I guess the flag you are looking for is CUDAFLAGS

>>>
balay at petsc-gpu-01:/scratch/balay/petsc/src/vec/vec/tests$ make ex100 CUDAFLAGS="-Xcompiler -fopenmp" LDFLAGS=-fopenmp
/usr/local/cuda/bin/nvcc -o ex100.o -c -I/nfs/gce/projects/petsc/soft/u22.04/mpich-4.0.2/include  -ccbin mpicxx -std=c++17 -Xcompiler -fPIC -Xcompiler -fvisibility=hidden -g -lineinfo -gencode arch=compute_86,code=sm_86  -Xcompiler -fopenmp    -I/scratch/balay/petsc/include -I/scratch/balay/petsc/arch-linux-c-debug/include -I/usr/local/cuda/include    `pwd`/ex100.cu
mpicc -fPIC -Wall -Wwrite-strings -Wno-unknown-pragmas -Wno-lto-type-mismatch -Wno-stringop-overflow -fstack-protector -fvisibility=hidden -g3 -O0  -fopenmp -Wl,-export-dynamic ex100.o  -Wl,-rpath,/scratch/balay/petsc/arch-linux-c-debug/lib -L/scratch/balay/petsc/arch-linux-c-debug/lib -Wl,-rpath,/usr/local/cuda/lib64 -L/usr/local/cuda/lib64 -L/usr/local/cuda/lib64/stubs -Wl,-rpath,/nfs/gce/projects/petsc/soft/u22.04/mpich-4.0.2/lib -L/nfs/gce/projects/petsc/soft/u22.04/mpich-4.0.2/lib -Wl,-rpath,/usr/lib/gcc/x86_64-linux-gnu/11 -L/usr/lib/gcc/x86_64-linux-gnu/11 -lpetsc -llapack -lblas -lm -lcudart -lnvToolsExt -lcufft -lcublas -lcusparse -lcusolver -lcurand -lcuda -lX11 -lmpifort -lmpi -lgfortran -lm -lgfortran -lm -lgcc_s -lquadmath -lstdc++ -lquadmath -o ex100
rm ex100.o
balay at petsc-gpu-01:/scratch/balay/petsc/src/vec/vec/tests$ 
<<<

Satish

On Wed, 25 Oct 2023, Qiyue Lu wrote:

> Even with
> CXXFLAGS=-Xcompiler -fopenmp -std=c++17
> LDFLAGS= -Xcompiler -fopenmp
> CXXPPFLAGS=-I/u/qiyuelu1/cuda/cuda-samples/Common
> include ${PETSC_DIR}/lib/petsc/conf/variables
> include ${PETSC_DIR}/lib/petsc/conf/rules
> 
> won't work.

Written instruction A
In the forum message about build flags, which flag is suggested as the one being looked for?
Written instruction B
Rewrite the rows of Block 1 with every "scan-speck" replaced by "dust-speck", keeping everything else the same.

Input records
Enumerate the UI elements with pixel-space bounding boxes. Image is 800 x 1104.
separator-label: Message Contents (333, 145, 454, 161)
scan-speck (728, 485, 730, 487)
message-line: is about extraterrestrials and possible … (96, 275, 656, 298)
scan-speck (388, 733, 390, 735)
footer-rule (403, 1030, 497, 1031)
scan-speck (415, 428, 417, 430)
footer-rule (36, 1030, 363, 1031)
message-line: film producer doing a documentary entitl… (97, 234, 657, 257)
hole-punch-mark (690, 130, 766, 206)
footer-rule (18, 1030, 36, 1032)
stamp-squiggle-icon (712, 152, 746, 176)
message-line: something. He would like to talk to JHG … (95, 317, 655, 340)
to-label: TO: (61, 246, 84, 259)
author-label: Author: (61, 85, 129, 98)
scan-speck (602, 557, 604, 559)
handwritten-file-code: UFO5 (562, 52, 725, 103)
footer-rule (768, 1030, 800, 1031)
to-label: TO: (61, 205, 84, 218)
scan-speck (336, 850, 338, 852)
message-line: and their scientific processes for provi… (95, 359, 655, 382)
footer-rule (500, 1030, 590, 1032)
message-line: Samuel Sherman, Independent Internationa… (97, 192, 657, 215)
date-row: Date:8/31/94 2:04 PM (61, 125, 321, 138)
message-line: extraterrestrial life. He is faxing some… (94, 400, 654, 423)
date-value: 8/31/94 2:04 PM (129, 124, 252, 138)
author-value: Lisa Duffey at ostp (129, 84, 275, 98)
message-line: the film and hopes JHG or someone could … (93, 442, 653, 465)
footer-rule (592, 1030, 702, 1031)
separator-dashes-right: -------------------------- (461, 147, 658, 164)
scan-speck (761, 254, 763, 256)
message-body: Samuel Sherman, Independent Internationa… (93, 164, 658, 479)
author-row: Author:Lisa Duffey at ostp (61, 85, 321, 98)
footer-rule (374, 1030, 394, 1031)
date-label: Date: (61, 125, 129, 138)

Response A
CUDAFLAGS

Response B
Enumerate the UI elements with pixel-space bounding boxes. Image is 800 x 1104.
separator-label: Message Contents (333, 145, 454, 161)
dust-speck (728, 485, 730, 487)
message-line: is about extraterrestrials and possible … (96, 275, 656, 298)
dust-speck (388, 733, 390, 735)
footer-rule (403, 1030, 497, 1031)
dust-speck (415, 428, 417, 430)
footer-rule (36, 1030, 363, 1031)
message-line: film producer doing a documentary entitl… (97, 234, 657, 257)
hole-punch-mark (690, 130, 766, 206)
footer-rule (18, 1030, 36, 1032)
stamp-squiggle-icon (712, 152, 746, 176)
message-line: something. He would like to talk to JHG … (95, 317, 655, 340)
to-label: TO: (61, 246, 84, 259)
author-label: Author: (61, 85, 129, 98)
dust-speck (602, 557, 604, 559)
handwritten-file-code: UFO5 (562, 52, 725, 103)
footer-rule (768, 1030, 800, 1031)
to-label: TO: (61, 205, 84, 218)
dust-speck (336, 850, 338, 852)
message-line: and their scientific processes for provi… (95, 359, 655, 382)
footer-rule (500, 1030, 590, 1032)
message-line: Samuel Sherman, Independent Internationa… (97, 192, 657, 215)
date-row: Date:8/31/94 2:04 PM (61, 125, 321, 138)
message-line: extraterrestrial life. He is faxing some… (94, 400, 654, 423)
date-value: 8/31/94 2:04 PM (129, 124, 252, 138)
author-value: Lisa Duffey at ostp (129, 84, 275, 98)
message-line: the film and hopes JHG or someone could … (93, 442, 653, 465)
footer-rule (592, 1030, 702, 1031)
separator-dashes-right: -------------------------- (461, 147, 658, 164)
dust-speck (761, 254, 763, 256)
message-body: Samuel Sherman, Independent Internationa… (93, 164, 658, 479)
author-row: Author:Lisa Duffey at ostp (61, 85, 321, 98)
footer-rule (374, 1030, 394, 1031)
date-label: Date: (61, 125, 129, 138)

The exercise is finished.